(Data records)
>>>
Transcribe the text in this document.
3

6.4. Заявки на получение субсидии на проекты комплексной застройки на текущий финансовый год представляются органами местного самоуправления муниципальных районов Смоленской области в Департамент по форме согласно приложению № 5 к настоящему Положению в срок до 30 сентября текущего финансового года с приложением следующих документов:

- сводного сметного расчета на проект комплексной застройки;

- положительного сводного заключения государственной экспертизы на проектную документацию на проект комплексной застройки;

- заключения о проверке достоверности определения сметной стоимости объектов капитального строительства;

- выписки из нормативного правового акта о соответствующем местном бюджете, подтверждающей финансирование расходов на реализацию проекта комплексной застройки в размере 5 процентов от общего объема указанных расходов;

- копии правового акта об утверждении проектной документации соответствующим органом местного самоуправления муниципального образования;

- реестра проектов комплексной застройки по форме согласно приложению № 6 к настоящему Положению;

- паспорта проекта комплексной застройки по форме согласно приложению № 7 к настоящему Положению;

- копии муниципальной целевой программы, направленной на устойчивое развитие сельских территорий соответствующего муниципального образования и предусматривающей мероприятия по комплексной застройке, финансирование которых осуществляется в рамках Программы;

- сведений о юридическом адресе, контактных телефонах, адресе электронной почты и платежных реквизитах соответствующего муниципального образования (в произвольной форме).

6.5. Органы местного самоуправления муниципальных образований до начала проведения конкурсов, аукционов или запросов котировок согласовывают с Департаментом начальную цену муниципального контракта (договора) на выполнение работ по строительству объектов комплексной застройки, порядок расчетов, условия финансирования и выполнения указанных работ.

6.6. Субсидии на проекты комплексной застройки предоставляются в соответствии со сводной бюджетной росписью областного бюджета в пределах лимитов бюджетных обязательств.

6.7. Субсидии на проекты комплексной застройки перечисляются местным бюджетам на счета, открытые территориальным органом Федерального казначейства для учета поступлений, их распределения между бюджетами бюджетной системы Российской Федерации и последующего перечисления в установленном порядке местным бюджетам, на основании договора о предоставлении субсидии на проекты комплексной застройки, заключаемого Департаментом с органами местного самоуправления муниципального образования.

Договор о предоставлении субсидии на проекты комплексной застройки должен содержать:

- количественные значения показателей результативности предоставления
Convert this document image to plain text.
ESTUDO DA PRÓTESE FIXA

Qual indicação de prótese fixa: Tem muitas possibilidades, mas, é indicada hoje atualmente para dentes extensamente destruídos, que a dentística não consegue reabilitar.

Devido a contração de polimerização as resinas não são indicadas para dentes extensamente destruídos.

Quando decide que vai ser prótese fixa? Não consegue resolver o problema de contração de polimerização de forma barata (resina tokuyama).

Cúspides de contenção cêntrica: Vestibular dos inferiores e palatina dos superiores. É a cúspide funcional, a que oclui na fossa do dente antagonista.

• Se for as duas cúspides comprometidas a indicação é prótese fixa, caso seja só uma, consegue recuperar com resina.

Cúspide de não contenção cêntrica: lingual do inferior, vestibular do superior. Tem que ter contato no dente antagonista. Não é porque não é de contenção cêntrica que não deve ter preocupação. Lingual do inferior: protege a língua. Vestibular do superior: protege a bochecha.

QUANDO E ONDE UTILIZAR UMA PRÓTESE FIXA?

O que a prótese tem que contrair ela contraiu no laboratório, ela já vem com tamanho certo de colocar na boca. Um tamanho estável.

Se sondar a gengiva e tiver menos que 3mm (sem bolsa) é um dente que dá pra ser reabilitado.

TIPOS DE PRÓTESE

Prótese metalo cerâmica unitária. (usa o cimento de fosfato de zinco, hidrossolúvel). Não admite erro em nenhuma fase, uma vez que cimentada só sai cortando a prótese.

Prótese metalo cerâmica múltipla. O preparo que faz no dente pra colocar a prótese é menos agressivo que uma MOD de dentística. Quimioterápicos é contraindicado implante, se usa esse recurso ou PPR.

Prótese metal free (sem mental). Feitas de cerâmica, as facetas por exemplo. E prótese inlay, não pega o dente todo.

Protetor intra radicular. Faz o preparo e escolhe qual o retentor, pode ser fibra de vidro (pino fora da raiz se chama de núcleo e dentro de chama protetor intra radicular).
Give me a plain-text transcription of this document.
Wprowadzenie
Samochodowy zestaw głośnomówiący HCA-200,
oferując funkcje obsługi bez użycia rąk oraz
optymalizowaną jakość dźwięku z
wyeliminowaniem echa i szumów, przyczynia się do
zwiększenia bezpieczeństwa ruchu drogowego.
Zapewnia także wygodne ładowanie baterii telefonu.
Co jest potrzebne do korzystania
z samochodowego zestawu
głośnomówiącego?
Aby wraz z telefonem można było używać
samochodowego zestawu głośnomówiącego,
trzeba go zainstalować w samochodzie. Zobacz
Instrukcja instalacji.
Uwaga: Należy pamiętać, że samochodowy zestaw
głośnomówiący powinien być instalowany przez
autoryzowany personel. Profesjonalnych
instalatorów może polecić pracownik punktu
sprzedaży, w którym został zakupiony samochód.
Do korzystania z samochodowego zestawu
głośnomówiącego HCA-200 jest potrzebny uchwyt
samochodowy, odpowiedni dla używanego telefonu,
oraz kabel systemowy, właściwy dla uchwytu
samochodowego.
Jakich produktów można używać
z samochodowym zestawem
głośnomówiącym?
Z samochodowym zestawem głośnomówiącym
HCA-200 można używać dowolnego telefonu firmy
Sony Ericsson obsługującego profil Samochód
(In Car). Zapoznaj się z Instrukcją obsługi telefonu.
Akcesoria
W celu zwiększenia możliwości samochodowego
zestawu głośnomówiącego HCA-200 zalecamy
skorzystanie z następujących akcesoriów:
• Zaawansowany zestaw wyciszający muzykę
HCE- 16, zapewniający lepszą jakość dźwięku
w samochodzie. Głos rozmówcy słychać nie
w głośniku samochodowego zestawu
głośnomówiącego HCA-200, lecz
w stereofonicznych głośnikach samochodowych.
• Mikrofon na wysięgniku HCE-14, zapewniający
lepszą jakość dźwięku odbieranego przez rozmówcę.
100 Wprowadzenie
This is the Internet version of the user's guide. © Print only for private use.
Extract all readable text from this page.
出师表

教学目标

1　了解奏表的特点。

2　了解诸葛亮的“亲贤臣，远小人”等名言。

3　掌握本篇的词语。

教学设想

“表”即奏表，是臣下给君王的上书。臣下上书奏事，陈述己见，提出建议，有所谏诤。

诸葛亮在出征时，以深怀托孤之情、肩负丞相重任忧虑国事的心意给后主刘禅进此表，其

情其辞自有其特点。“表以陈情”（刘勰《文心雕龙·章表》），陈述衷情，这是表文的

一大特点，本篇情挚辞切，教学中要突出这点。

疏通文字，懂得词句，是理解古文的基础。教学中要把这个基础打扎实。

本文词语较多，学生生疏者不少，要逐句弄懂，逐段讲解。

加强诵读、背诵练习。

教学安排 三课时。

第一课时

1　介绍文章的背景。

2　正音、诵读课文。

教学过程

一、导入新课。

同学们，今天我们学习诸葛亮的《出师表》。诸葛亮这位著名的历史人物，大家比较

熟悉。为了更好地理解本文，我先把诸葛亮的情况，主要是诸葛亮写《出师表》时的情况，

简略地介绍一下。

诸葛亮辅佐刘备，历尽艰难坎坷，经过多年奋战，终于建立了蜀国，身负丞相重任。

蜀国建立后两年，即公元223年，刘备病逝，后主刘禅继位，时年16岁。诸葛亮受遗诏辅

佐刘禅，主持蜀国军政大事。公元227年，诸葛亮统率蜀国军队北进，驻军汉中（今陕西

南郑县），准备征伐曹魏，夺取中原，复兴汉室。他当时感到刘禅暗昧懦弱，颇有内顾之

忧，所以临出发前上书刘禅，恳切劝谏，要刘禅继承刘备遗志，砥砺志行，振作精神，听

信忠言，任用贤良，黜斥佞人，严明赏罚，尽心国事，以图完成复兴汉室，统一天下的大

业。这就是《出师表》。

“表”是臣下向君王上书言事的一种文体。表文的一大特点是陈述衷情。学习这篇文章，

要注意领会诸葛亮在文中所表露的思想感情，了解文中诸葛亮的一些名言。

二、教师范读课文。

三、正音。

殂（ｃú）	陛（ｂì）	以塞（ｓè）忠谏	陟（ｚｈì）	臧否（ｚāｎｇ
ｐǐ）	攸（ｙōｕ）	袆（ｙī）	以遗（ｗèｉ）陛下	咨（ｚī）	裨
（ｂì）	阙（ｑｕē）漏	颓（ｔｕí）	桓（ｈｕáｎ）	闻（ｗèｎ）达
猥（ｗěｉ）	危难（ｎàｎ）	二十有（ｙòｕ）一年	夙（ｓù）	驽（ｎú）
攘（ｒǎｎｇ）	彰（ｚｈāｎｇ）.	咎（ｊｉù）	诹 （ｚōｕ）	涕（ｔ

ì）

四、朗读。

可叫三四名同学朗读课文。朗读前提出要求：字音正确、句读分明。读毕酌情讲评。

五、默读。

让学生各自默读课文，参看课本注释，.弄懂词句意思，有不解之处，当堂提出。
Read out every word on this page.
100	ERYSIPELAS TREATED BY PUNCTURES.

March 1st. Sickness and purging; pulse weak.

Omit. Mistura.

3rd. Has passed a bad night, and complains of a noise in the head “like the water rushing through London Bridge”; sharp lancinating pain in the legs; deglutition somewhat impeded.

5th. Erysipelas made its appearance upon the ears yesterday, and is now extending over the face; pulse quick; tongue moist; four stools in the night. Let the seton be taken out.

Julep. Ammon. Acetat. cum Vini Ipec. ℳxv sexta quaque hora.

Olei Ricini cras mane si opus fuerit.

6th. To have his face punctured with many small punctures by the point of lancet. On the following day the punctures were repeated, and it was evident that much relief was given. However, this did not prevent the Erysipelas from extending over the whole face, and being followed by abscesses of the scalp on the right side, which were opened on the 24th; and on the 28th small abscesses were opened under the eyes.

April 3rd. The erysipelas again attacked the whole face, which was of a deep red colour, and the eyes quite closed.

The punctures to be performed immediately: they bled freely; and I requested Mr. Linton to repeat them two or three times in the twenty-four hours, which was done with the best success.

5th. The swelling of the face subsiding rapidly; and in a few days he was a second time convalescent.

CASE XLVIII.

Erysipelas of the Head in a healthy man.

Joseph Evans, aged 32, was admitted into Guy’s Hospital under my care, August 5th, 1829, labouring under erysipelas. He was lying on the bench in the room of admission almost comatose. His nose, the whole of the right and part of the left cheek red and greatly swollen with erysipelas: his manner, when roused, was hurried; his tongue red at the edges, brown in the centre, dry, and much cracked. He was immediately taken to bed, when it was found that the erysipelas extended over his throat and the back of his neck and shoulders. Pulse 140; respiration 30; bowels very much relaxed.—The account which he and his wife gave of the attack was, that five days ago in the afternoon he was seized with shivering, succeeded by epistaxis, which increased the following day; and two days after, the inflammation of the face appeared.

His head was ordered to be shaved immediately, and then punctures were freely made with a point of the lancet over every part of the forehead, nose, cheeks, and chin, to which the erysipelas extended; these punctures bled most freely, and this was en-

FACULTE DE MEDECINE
<<<
> Given exercise:
Write out every line of the entries that holds the word "głośnomówiącym".

> Result below:
głośnomówiącym?
Z samochodowym zestawem głośnomówiącym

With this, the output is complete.